- [Exercise]:
Exactly repeat the full listing that follows.

[Data records]
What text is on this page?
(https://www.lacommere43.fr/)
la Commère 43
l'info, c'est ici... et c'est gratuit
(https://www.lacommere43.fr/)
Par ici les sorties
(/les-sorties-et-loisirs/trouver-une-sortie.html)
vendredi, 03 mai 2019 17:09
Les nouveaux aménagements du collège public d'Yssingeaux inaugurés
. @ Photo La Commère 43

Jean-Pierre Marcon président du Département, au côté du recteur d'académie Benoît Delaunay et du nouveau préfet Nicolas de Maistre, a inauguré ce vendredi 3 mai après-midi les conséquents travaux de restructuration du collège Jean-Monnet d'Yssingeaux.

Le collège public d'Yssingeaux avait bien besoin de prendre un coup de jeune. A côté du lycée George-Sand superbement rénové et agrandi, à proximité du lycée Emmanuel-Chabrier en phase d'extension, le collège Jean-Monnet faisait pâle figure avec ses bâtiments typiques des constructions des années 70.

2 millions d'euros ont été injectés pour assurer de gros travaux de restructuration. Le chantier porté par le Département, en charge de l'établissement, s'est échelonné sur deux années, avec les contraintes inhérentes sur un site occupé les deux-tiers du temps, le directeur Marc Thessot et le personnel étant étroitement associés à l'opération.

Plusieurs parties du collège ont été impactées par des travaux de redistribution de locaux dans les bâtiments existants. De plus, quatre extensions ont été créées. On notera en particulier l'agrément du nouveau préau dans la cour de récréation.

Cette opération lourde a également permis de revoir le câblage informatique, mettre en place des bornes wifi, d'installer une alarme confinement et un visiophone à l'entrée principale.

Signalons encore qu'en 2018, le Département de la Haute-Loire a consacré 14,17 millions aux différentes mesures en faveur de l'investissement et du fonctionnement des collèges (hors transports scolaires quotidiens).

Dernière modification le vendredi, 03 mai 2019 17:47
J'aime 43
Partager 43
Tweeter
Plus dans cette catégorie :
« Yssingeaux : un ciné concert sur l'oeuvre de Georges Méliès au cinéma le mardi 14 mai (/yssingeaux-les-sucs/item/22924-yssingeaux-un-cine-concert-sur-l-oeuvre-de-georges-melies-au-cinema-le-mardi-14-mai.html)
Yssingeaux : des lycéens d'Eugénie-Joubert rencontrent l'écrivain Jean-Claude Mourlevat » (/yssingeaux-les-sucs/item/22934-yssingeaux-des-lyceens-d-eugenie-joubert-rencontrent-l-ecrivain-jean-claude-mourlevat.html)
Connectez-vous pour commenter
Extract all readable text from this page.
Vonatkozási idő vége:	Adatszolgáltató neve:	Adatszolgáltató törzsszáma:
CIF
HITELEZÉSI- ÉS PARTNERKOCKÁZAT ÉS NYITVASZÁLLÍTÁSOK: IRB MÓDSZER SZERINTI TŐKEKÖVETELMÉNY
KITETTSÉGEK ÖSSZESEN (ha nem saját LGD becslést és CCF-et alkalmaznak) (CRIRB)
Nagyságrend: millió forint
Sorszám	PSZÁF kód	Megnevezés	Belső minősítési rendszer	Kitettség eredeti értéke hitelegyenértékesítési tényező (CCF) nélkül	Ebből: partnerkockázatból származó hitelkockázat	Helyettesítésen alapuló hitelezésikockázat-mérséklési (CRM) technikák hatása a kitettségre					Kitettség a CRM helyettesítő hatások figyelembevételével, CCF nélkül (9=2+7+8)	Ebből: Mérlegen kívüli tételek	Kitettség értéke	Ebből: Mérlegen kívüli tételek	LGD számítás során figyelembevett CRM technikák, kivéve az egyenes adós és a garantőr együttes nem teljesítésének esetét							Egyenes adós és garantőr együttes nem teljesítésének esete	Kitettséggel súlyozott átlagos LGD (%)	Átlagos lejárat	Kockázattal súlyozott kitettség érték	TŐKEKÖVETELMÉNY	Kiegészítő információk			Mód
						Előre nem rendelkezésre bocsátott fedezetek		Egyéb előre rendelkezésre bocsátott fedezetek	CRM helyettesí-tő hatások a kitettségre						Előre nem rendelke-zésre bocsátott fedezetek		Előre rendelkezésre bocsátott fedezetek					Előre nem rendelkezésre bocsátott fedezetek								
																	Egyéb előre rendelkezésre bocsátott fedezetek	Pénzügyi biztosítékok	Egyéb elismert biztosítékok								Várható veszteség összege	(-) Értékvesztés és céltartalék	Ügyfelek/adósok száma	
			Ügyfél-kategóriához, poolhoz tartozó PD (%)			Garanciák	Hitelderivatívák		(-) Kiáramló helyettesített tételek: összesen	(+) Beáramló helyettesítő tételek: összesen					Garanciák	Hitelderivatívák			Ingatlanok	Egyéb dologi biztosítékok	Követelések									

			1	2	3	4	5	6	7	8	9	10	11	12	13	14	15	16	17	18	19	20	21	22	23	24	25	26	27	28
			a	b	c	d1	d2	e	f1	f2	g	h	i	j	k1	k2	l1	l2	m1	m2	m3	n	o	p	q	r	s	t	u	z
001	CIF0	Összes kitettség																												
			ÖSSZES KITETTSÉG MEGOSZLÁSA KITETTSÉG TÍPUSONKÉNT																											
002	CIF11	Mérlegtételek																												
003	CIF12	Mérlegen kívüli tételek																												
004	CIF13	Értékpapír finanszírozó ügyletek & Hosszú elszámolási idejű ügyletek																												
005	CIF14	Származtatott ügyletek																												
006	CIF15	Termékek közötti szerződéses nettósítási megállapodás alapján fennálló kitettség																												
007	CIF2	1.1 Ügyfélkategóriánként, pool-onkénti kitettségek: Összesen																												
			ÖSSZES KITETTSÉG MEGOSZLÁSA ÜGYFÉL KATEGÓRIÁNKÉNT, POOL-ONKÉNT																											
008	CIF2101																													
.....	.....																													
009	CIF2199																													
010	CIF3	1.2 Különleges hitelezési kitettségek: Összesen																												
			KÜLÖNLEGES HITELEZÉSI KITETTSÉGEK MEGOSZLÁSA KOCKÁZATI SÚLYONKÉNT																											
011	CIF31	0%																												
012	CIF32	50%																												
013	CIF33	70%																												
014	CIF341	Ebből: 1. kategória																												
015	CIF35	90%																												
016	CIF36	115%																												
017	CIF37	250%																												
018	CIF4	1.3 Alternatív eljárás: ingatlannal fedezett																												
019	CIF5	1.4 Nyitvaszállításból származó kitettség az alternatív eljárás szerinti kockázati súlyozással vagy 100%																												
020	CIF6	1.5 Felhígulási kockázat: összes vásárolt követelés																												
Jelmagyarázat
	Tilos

- [Answer below]:
What text is on this page?
(https://www.lacommere43.fr/)
la Commère 43
l'info, c'est ici... et c'est gratuit
(https://www.lacommere43.fr/)
Par ici les sorties
(/les-sorties-et-loisirs/trouver-une-sortie.html)
vendredi, 03 mai 2019 17:09
Les nouveaux aménagements du collège public d'Yssingeaux inaugurés
. @ Photo La Commère 43

Jean-Pierre Marcon président du Département, au côté du recteur d'académie Benoît Delaunay et du nouveau préfet Nicolas de Maistre, a inauguré ce vendredi 3 mai après-midi les conséquents travaux de restructuration du collège Jean-Monnet d'Yssingeaux.

Le collège public d'Yssingeaux avait bien besoin de prendre un coup de jeune. A côté du lycée George-Sand superbement rénové et agrandi, à proximité du lycée Emmanuel-Chabrier en phase d'extension, le collège Jean-Monnet faisait pâle figure avec ses bâtiments typiques des constructions des années 70.

2 millions d'euros ont été injectés pour assurer de gros travaux de restructuration. Le chantier porté par le Département, en charge de l'établissement, s'est échelonné sur deux années, avec les contraintes inhérentes sur un site occupé les deux-tiers du temps, le directeur Marc Thessot et le personnel étant étroitement associés à l'opération.

Plusieurs parties du collège ont été impactées par des travaux de redistribution de locaux dans les bâtiments existants. De plus, quatre extensions ont été créées. On notera en particulier l'agrément du nouveau préau dans la cour de récréation.

Cette opération lourde a également permis de revoir le câblage informatique, mettre en place des bornes wifi, d'installer une alarme confinement et un visiophone à l'entrée principale.

Signalons encore qu'en 2018, le Département de la Haute-Loire a consacré 14,17 millions aux différentes mesures en faveur de l'investissement et du fonctionnement des collèges (hors transports scolaires quotidiens).

Dernière modification le vendredi, 03 mai 2019 17:47
J'aime 43
Partager 43
Tweeter
Plus dans cette catégorie :
« Yssingeaux : un ciné concert sur l'oeuvre de Georges Méliès au cinéma le mardi 14 mai (/yssingeaux-les-sucs/item/22924-yssingeaux-un-cine-concert-sur-l-oeuvre-de-georges-melies-au-cinema-le-mardi-14-mai.html)
Yssingeaux : des lycéens d'Eugénie-Joubert rencontrent l'écrivain Jean-Claude Mourlevat » (/yssingeaux-les-sucs/item/22934-yssingeaux-des-lyceens-d-eugenie-joubert-rencontrent-l-ecrivain-jean-claude-mourlevat.html)
Connectez-vous pour commenter
Extract all readable text from this page.
Vonatkozási idő vége:	Adatszolgáltató neve:	Adatszolgáltató törzsszáma:
CIF
HITELEZÉSI- ÉS PARTNERKOCKÁZAT ÉS NYITVASZÁLLÍTÁSOK: IRB MÓDSZER SZERINTI TŐKEKÖVETELMÉNY
KITETTSÉGEK ÖSSZESEN (ha nem saját LGD becslést és CCF-et alkalmaznak) (CRIRB)
Nagyságrend: millió forint
Sorszám	PSZÁF kód	Megnevezés	Belső minősítési rendszer	Kitettség eredeti értéke hitelegyenértékesítési tényező (CCF) nélkül	Ebből: partnerkockázatból származó hitelkockázat	Helyettesítésen alapuló hitelezésikockázat-mérséklési (CRM) technikák hatása a kitettségre					Kitettség a CRM helyettesítő hatások figyelembevételével, CCF nélkül (9=2+7+8)	Ebből: Mérlegen kívüli tételek	Kitettség értéke	Ebből: Mérlegen kívüli tételek	LGD számítás során figyelembevett CRM technikák, kivéve az egyenes adós és a garantőr együttes nem teljesítésének esetét							Egyenes adós és garantőr együttes nem teljesítésének esete	Kitettséggel súlyozott átlagos LGD (%)	Átlagos lejárat	Kockázattal súlyozott kitettség érték	TŐKEKÖVETELMÉNY	Kiegészítő információk			Mód
						Előre nem rendelkezésre bocsátott fedezetek		Egyéb előre rendelkezésre bocsátott fedezetek	CRM helyettesí-tő hatások a kitettségre						Előre nem rendelke-zésre bocsátott fedezetek		Előre rendelkezésre bocsátott fedezetek					Előre nem rendelkezésre bocsátott fedezetek								
																	Egyéb előre rendelkezésre bocsátott fedezetek	Pénzügyi biztosítékok	Egyéb elismert biztosítékok								Várható veszteség összege	(-) Értékvesztés és céltartalék	Ügyfelek/adósok száma	
			Ügyfél-kategóriához, poolhoz tartozó PD (%)			Garanciák	Hitelderivatívák		(-) Kiáramló helyettesített tételek: összesen	(+) Beáramló helyettesítő tételek: összesen					Garanciák	Hitelderivatívák			Ingatlanok	Egyéb dologi biztosítékok	Követelések									

			1	2	3	4	5	6	7	8	9	10	11	12	13	14	15	16	17	18	19	20	21	22	23	24	25	26	27	28
			a	b	c	d1	d2	e	f1	f2	g	h	i	j	k1	k2	l1	l2	m1	m2	m3	n	o	p	q	r	s	t	u	z
001	CIF0	Összes kitettség																												
			ÖSSZES KITETTSÉG MEGOSZLÁSA KITETTSÉG TÍPUSONKÉNT																											
002	CIF11	Mérlegtételek																												
003	CIF12	Mérlegen kívüli tételek																												
004	CIF13	Értékpapír finanszírozó ügyletek & Hosszú elszámolási idejű ügyletek																												
005	CIF14	Származtatott ügyletek																												
006	CIF15	Termékek közötti szerződéses nettósítási megállapodás alapján fennálló kitettség																												
007	CIF2	1.1 Ügyfélkategóriánként, pool-onkénti kitettségek: Összesen																												
			ÖSSZES KITETTSÉG MEGOSZLÁSA ÜGYFÉL KATEGÓRIÁNKÉNT, POOL-ONKÉNT																											
008	CIF2101																													
.....	.....																													
009	CIF2199																													
010	CIF3	1.2 Különleges hitelezési kitettségek: Összesen																												
			KÜLÖNLEGES HITELEZÉSI KITETTSÉGEK MEGOSZLÁSA KOCKÁZATI SÚLYONKÉNT																											
011	CIF31	0%																												
012	CIF32	50%																												
013	CIF33	70%																												
014	CIF341	Ebből: 1. kategória																												
015	CIF35	90%																												
016	CIF36	115%																												
017	CIF37	250%																												
018	CIF4	1.3 Alternatív eljárás: ingatlannal fedezett																												
019	CIF5	1.4 Nyitvaszállításból származó kitettség az alternatív eljárás szerinti kockázati súlyozással vagy 100%																												
020	CIF6	1.5 Felhígulási kockázat: összes vásárolt követelés																												
Jelmagyarázat
	Tilos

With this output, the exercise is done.